Reproduce the part of the passage on short films that begins at "Most people think" and stops after "a short film.", changing nothing.

■ **Passage provided**
---*---
Most people think that short films are easy to make. Why wouldn’t they be? They only go for approximately fifteen minutes – and even that is considered long. However, I disagree. Short films are much more difficult to shoot than feature length films because one is given such a limited time frame to convey one’s message. I’m not talking about the whole minimalist, “less is more,” crap. I’m talking about saying so much with the little that you have. Limited screen time, limited budget, limited production, limited everything… It must be an adrenaline rush to create a short film.

Having eighteen short films play one after the other was truly a delight. Sometimes, in feature length films, good writing can compensate for bad cinematography and vice-versa. In short films, however, this is not the case. Thus, it is imperative for the writer and director (if they are two different people) to have some sort of rare chemistry when it comes to their work. This makes viewing short films so exciting. There are a lot of subtle techniques that filmmakers use for short films because of the time constraint. One of these techniques can be seen in the segment about the Spanish immigrant. The director conveyed the caretaker’s detachment to her employer’s baby by simply obscuring the image of the latter while the former sang a lullaby – a lullaby that she sings to her own child. Simple. Effective. Brilliant.
---*---
■ **Data**
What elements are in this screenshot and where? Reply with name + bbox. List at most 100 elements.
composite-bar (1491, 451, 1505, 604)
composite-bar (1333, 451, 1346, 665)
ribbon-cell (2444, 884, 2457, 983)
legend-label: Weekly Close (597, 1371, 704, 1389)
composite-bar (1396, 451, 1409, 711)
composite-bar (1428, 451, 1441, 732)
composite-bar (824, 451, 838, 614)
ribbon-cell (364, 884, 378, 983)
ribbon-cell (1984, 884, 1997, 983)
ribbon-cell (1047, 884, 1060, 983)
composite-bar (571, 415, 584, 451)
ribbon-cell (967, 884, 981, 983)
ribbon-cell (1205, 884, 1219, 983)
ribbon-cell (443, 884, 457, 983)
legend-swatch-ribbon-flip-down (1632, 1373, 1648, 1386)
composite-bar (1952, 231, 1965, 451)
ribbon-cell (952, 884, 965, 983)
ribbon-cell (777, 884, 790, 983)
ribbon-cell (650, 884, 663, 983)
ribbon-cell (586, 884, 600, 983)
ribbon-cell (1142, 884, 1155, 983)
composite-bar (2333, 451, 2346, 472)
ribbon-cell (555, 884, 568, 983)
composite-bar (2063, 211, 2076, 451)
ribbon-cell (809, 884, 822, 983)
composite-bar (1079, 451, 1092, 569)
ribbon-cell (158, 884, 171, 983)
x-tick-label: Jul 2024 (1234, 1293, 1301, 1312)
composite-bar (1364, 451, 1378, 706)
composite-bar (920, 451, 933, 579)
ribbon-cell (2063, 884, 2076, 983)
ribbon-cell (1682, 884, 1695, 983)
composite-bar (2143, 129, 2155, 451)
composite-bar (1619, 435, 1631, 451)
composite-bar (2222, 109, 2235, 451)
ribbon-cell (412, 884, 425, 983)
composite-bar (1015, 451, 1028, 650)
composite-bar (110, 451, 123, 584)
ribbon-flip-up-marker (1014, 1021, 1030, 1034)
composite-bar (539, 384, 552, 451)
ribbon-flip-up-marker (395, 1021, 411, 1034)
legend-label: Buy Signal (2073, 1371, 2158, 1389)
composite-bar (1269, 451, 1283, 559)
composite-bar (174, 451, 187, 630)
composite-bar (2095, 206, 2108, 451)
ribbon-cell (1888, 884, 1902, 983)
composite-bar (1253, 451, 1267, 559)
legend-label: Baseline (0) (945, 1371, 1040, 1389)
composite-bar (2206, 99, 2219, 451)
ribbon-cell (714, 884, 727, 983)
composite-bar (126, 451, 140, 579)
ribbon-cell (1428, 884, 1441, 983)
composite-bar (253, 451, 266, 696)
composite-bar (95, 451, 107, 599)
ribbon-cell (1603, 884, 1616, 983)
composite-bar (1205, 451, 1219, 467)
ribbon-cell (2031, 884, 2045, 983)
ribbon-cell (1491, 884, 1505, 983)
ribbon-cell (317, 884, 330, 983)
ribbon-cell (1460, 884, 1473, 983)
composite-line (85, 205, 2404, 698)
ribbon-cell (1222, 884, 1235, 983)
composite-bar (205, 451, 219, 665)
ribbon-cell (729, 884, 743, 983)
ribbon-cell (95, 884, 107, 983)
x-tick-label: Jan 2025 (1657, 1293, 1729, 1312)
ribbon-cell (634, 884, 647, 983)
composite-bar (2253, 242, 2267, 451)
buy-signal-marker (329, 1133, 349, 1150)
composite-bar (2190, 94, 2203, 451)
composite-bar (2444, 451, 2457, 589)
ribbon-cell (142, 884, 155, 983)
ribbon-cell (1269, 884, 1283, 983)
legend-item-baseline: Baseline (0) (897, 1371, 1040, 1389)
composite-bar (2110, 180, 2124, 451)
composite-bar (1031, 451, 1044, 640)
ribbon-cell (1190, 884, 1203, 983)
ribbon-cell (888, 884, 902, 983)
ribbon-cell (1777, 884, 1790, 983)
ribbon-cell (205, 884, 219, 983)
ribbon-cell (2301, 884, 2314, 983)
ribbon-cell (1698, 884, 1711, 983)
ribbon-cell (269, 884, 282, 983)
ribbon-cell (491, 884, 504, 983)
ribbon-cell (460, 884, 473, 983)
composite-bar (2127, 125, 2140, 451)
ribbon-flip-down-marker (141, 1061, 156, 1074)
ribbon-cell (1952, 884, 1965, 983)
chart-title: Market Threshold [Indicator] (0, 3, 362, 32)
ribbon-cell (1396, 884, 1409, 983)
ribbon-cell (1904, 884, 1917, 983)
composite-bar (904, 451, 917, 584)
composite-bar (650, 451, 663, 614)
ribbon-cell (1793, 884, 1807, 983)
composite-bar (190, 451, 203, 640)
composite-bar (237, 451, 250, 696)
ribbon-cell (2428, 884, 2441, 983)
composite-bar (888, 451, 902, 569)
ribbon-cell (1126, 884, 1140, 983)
---*---
■ **Written response**
Most people think that short films are easy to make. Why wouldn’t they be? They only go for approximately fifteen minutes – and even that is considered long. However, I disagree. Short films are much more difficult to shoot than feature length films because one is given such a limited time frame to convey one’s message. I’m not talking about the whole minimalist, “less is more,” crap. I’m talking about saying so much with the little that you have. Limited screen time, limited budget, limited production, limited everything… It must be an adrenaline rush to create a short film.